### Aim of the task
Report back each line of the records that contains the string "color".

════════════════════

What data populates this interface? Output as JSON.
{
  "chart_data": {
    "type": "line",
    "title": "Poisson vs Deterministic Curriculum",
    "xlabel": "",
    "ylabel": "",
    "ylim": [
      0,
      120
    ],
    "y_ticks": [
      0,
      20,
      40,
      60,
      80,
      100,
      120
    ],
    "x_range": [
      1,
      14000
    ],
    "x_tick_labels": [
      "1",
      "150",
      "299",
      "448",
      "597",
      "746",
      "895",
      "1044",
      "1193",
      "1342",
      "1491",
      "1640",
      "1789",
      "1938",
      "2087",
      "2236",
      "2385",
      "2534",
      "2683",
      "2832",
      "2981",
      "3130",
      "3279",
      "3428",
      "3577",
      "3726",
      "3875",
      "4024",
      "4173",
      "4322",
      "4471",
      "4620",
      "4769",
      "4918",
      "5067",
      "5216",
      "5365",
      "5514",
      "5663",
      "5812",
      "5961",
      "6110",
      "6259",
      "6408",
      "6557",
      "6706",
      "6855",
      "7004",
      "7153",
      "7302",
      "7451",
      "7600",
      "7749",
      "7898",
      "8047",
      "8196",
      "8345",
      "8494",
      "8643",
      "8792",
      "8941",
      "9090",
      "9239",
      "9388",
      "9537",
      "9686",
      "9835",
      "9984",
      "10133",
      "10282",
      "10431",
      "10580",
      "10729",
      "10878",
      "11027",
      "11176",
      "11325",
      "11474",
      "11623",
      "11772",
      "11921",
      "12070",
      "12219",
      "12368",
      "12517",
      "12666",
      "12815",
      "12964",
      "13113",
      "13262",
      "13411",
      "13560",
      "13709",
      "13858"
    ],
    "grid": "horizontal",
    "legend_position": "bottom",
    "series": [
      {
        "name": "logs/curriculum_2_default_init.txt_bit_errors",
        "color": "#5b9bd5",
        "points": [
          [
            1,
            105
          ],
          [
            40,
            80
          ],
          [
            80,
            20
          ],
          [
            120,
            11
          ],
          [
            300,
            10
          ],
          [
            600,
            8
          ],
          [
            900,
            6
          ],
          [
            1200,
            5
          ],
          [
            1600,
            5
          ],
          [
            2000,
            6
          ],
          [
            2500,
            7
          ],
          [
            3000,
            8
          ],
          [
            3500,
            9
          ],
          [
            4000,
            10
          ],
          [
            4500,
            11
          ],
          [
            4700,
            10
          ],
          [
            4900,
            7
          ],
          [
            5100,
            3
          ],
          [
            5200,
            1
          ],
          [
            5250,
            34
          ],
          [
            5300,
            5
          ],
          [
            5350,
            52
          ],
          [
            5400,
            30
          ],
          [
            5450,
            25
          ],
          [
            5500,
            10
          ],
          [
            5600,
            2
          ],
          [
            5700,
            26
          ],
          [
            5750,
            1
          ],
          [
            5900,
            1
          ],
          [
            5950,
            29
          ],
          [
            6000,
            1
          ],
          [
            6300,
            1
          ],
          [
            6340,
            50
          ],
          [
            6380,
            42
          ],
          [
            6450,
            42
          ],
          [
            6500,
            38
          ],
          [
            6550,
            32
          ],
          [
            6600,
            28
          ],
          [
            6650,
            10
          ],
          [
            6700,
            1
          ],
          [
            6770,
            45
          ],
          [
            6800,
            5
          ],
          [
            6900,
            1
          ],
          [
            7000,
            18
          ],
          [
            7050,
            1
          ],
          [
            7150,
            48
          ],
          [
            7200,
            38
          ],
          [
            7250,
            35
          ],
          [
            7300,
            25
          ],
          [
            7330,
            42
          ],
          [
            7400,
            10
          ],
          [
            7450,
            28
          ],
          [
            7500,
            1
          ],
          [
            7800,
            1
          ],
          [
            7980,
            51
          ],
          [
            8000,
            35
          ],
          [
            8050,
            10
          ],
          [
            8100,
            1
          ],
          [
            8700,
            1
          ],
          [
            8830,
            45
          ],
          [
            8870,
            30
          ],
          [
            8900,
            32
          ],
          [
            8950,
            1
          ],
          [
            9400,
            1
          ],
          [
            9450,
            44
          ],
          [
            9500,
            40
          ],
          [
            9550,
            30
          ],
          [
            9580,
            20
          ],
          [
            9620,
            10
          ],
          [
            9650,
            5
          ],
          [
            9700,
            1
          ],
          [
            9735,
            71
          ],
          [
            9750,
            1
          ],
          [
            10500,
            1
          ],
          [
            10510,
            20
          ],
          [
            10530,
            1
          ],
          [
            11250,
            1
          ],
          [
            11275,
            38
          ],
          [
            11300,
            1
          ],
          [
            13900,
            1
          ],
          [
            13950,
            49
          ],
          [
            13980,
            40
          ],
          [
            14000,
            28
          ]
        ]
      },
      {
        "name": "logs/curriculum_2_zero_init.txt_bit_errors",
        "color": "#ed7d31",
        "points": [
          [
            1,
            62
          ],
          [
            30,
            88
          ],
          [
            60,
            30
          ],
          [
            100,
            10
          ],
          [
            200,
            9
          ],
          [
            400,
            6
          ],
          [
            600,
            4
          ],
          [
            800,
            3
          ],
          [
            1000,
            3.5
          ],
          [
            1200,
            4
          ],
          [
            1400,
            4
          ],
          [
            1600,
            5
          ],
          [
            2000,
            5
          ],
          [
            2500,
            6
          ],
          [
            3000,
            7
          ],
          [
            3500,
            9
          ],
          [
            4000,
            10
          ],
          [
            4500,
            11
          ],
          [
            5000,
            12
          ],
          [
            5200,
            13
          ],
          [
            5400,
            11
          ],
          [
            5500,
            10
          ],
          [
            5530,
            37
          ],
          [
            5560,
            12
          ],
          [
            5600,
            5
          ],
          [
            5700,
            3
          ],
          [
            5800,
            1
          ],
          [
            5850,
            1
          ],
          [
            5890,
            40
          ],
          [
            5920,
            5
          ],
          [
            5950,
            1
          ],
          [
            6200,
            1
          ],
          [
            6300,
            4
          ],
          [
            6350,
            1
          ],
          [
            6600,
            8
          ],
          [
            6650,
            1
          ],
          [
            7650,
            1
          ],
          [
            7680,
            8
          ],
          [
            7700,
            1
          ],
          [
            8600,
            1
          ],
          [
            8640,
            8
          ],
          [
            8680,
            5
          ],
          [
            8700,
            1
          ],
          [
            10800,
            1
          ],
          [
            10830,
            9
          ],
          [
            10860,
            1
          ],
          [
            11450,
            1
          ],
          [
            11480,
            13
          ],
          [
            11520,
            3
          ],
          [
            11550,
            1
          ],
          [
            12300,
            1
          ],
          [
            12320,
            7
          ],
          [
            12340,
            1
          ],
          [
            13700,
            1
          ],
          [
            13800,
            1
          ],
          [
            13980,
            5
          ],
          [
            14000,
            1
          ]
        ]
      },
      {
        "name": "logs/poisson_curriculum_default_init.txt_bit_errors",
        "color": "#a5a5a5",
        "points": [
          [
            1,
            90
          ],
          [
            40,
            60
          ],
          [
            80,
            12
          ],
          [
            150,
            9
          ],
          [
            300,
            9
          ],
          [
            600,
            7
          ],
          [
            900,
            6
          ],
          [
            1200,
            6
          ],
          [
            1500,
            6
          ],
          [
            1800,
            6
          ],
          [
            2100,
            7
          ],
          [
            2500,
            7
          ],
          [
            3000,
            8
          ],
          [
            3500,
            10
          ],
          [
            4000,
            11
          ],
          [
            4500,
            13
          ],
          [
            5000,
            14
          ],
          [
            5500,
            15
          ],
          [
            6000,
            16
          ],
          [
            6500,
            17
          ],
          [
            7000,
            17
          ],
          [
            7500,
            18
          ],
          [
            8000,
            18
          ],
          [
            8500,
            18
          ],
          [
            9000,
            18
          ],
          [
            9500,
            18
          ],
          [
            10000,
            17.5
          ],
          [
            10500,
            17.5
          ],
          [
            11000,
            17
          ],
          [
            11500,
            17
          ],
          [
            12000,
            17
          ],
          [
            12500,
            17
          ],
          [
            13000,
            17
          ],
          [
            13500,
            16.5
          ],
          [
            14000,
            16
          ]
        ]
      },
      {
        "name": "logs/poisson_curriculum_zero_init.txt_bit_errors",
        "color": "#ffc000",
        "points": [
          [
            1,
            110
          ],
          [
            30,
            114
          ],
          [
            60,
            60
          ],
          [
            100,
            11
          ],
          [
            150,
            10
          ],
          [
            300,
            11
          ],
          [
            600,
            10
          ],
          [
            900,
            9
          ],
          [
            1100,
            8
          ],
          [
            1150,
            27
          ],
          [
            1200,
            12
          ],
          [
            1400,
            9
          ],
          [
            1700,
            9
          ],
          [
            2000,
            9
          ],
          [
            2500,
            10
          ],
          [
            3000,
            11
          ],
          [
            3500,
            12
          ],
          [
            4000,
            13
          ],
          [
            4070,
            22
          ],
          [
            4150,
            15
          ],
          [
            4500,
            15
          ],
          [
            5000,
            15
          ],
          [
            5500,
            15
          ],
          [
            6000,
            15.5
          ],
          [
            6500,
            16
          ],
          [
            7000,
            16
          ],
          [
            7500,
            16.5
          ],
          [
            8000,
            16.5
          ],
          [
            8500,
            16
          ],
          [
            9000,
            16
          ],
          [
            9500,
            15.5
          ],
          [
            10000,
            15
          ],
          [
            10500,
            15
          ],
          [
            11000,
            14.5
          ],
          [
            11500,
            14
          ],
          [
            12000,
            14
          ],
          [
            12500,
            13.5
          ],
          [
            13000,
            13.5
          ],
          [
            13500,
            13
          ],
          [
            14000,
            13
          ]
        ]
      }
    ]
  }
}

════════════════════

### Task solution
        "color": "#5b9bd5",
        "color": "#ed7d31",
        "color": "#a5a5a5",
        "color": "#ffc000",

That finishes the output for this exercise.